==== LISTING ====

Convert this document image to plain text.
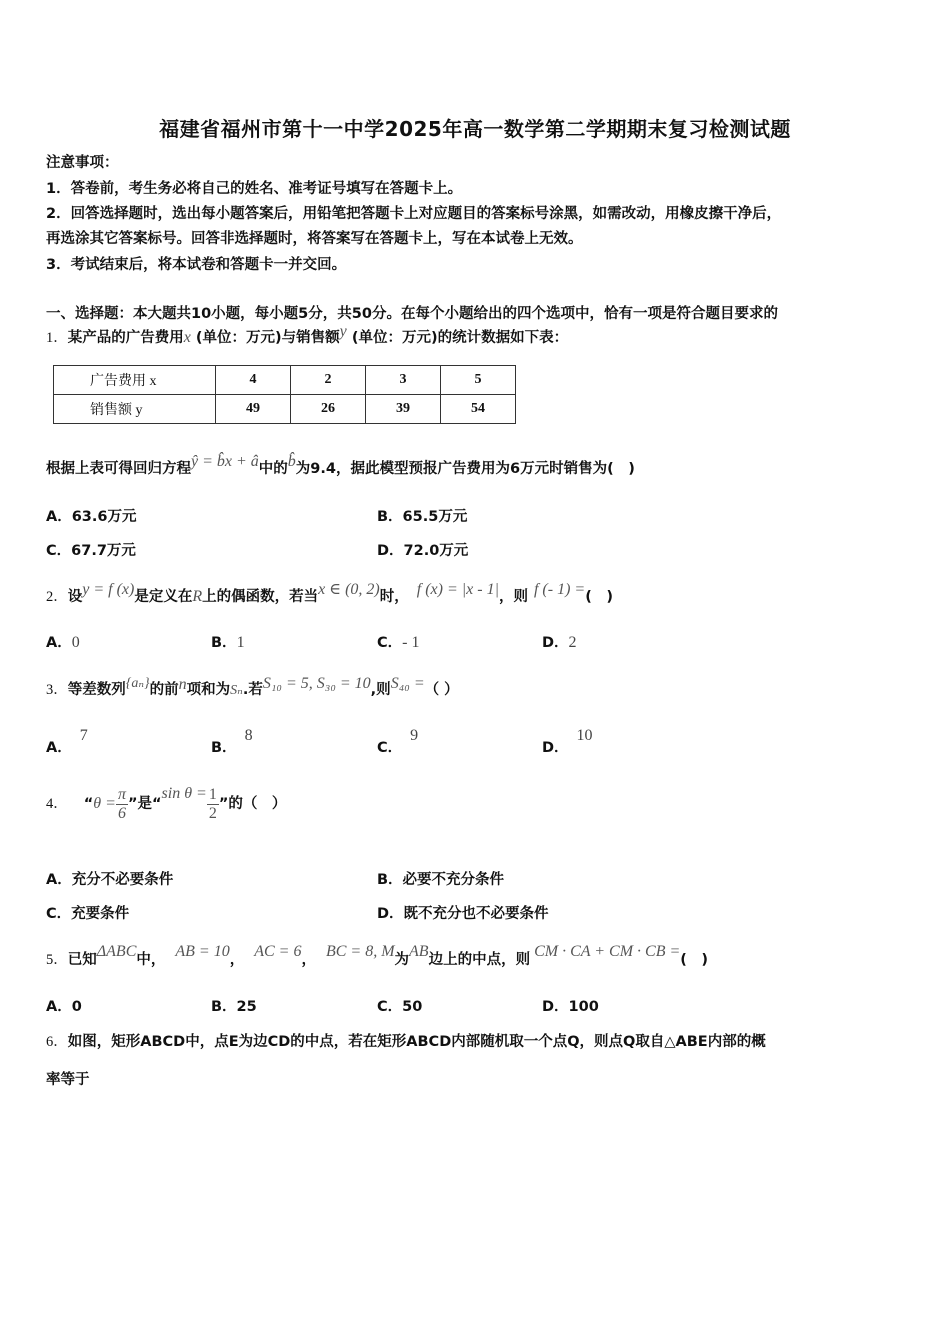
福建省福州市第十一中学2025年高一数学第二学期期末复习检测试题
注意事项：
1．答卷前，考生务必将自己的姓名、准考证号填写在答题卡上。
2．回答选择题时，选出每小题答案后，用铅笔把答题卡上对应题目的答案标号涂黑，如需改动，用橡皮擦干净后，
再选涂其它答案标号。回答非选择题时，将答案写在答题卡上，写在本试卷上无效。
3．考试结束后，将本试卷和答题卡一并交回。
一、选择题：本大题共10小题，每小题5分，共50分。在每个小题给出的四个选项中，恰有一项是符合题目要求的
1．某产品的广告费用x (单位：万元)与销售额y (单位：万元)的统计数据如下表：
广告费用 x	4	2	3	5
销售额 y	49	26	39	54
根据上表可得回归方程ŷ = b̂x + â中的b̂为9.4，据此模型预报广告费用为6万元时销售为(　)
A．63.6万元	B．65.5万元
C．67.7万元	D．72.0万元
2．设y = f (x)是定义在R上的偶函数，若当x ∈ (0, 2)时， f (x) = |x - 1|，则 f (- 1) =(　)
A．0	B．1	C．- 1	D．2
3．等差数列{aₙ}的前n项和为Sₙ.若S₁₀ = 5, S₃₀ = 10,则S₄₀ =（ ）
A．7
B．8
C．9
D．10
4． “$\theta = \frac{\pi}{6}$ ”是“sin $\theta = \frac{1}{2}$ ”的（　）
A．充分不必要条件	B．必要不充分条件
C．充要条件	D．既不充分也不必要条件
5．已知ΔABC中， AB = 10， AC = 6， BC = 8, M为AB边上的中点，则 CM · CA + CM · CB =(　)
A．0	B．25	C．50	D．100
6．如图，矩形ABCD中，点E为边CD的中点，若在矩形ABCD内部随机取一个点Q，则点Q取自△ABE内部的概
率等于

====

Any pictures should be dropped; transcribe the rest of the records above exactly.

REPLY |
Convert this document image to plain text.
福建省福州市第十一中学2025年高一数学第二学期期末复习检测试题
注意事项：
1．答卷前，考生务必将自己的姓名、准考证号填写在答题卡上。
2．回答选择题时，选出每小题答案后，用铅笔把答题卡上对应题目的答案标号涂黑，如需改动，用橡皮擦干净后，
再选涂其它答案标号。回答非选择题时，将答案写在答题卡上，写在本试卷上无效。
3．考试结束后，将本试卷和答题卡一并交回。
一、选择题：本大题共10小题，每小题5分，共50分。在每个小题给出的四个选项中，恰有一项是符合题目要求的
1．某产品的广告费用x (单位：万元)与销售额y (单位：万元)的统计数据如下表：
广告费用 x	4	2	3	5
销售额 y	49	26	39	54
根据上表可得回归方程ŷ = b̂x + â中的b̂为9.4，据此模型预报广告费用为6万元时销售为(　)
A．63.6万元	B．65.5万元
C．67.7万元	D．72.0万元
2．设y = f (x)是定义在R上的偶函数，若当x ∈ (0, 2)时， f (x) = |x - 1|，则 f (- 1) =(　)
A．0	B．1	C．- 1	D．2
3．等差数列{aₙ}的前n项和为Sₙ.若S₁₀ = 5, S₃₀ = 10,则S₄₀ =（ ）
A．7
B．8
C．9
D．10
4． “$\theta = \frac{\pi}{6}$ ”是“sin $\theta = \frac{1}{2}$ ”的（　）
A．充分不必要条件	B．必要不充分条件
C．充要条件	D．既不充分也不必要条件
5．已知ΔABC中， AB = 10， AC = 6， BC = 8, M为AB边上的中点，则 CM · CA + CM · CB =(　)
A．0	B．25	C．50	D．100
6．如图，矩形ABCD中，点E为边CD的中点，若在矩形ABCD内部随机取一个点Q，则点Q取自△ABE内部的概
率等于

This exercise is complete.